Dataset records
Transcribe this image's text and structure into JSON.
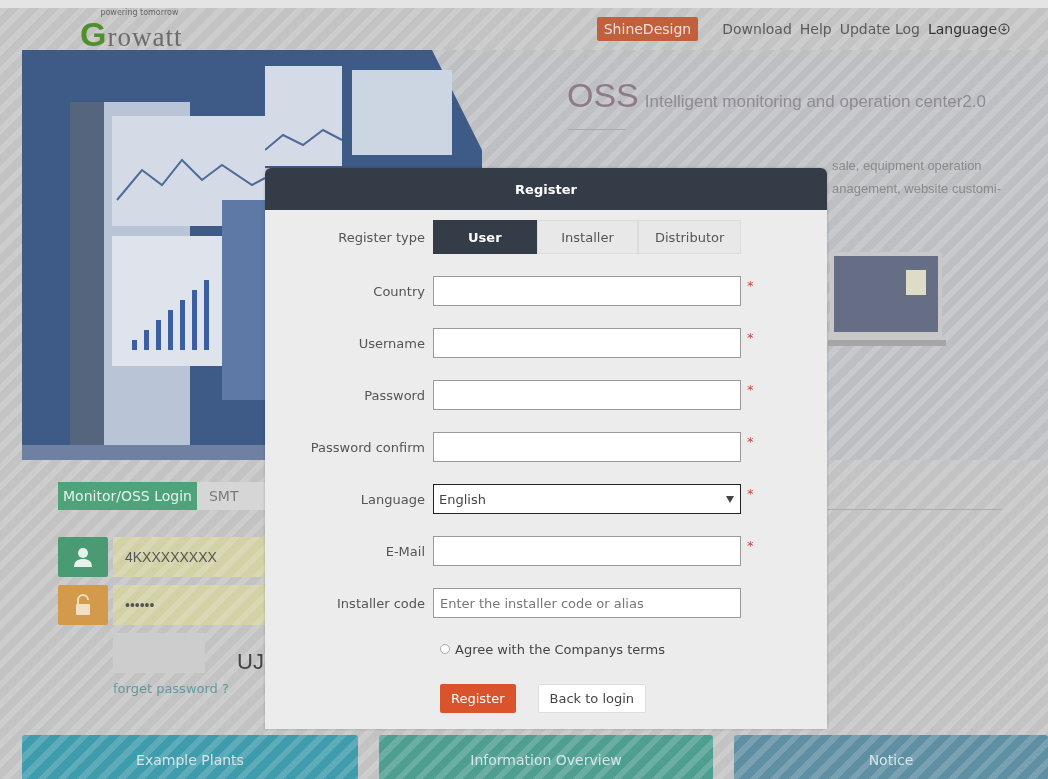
{
  "header": {
    "logo": "Growatt",
    "tagline": "powering tomorrow",
    "nav": [
      {
        "label": "ShineDesign",
        "kind": "highlight"
      },
      {
        "label": "Download",
        "kind": "link"
      },
      {
        "label": "Help",
        "kind": "link"
      },
      {
        "label": "Update Log",
        "kind": "link"
      },
      {
        "label": "Language",
        "kind": "menu"
      }
    ]
  },
  "banner": {
    "brand": "OSS",
    "headline": "Intelligent monitoring and operation center2.0",
    "lines": [
      "sale, equipment operation",
      "anagement, website customi-"
    ]
  },
  "login": {
    "tabs": [
      {
        "label": "Monitor/OSS Login",
        "selected": true
      },
      {
        "label": "SMT",
        "selected": false
      }
    ],
    "username": "4KXXXXXXXX",
    "password": "••••••",
    "captcha": "UJ",
    "forgot": "forget password ?"
  },
  "tiles": [
    {
      "label": "Example Plants",
      "color": "#3f9cac"
    },
    {
      "label": "Information Overview",
      "color": "#4f9f90"
    },
    {
      "label": "Notice",
      "color": "#5f8fa3"
    }
  ],
  "dialog": {
    "title": "Register",
    "type_label": "Register type",
    "required_mark": "*",
    "types": [
      {
        "label": "User",
        "selected": true
      },
      {
        "label": "Installer",
        "selected": false
      },
      {
        "label": "Distributor",
        "selected": false
      }
    ],
    "fields": [
      {
        "label": "Country",
        "kind": "text",
        "required": true
      },
      {
        "label": "Username",
        "kind": "text",
        "required": true
      },
      {
        "label": "Password",
        "kind": "text",
        "required": true
      },
      {
        "label": "Password confirm",
        "kind": "text",
        "required": true
      },
      {
        "label": "Language",
        "kind": "select",
        "value": "English",
        "required": true
      },
      {
        "label": "E-Mail",
        "kind": "text",
        "required": true
      },
      {
        "label": "Installer code",
        "kind": "text",
        "placeholder": "Enter the installer code or alias",
        "required": false
      }
    ],
    "agree": {
      "label": "Agree with the Companys terms",
      "checked": false
    },
    "buttons": [
      {
        "label": "Register",
        "kind": "primary"
      },
      {
        "label": "Back to login",
        "kind": "secondary"
      }
    ]
  }
}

WHAT YOU SHOULD DO →
Show every line from the entries above in which "operation" appears.

TASK OUTPUT →
    "headline": "Intelligent monitoring and operation center2.0",
      "sale, equipment operation",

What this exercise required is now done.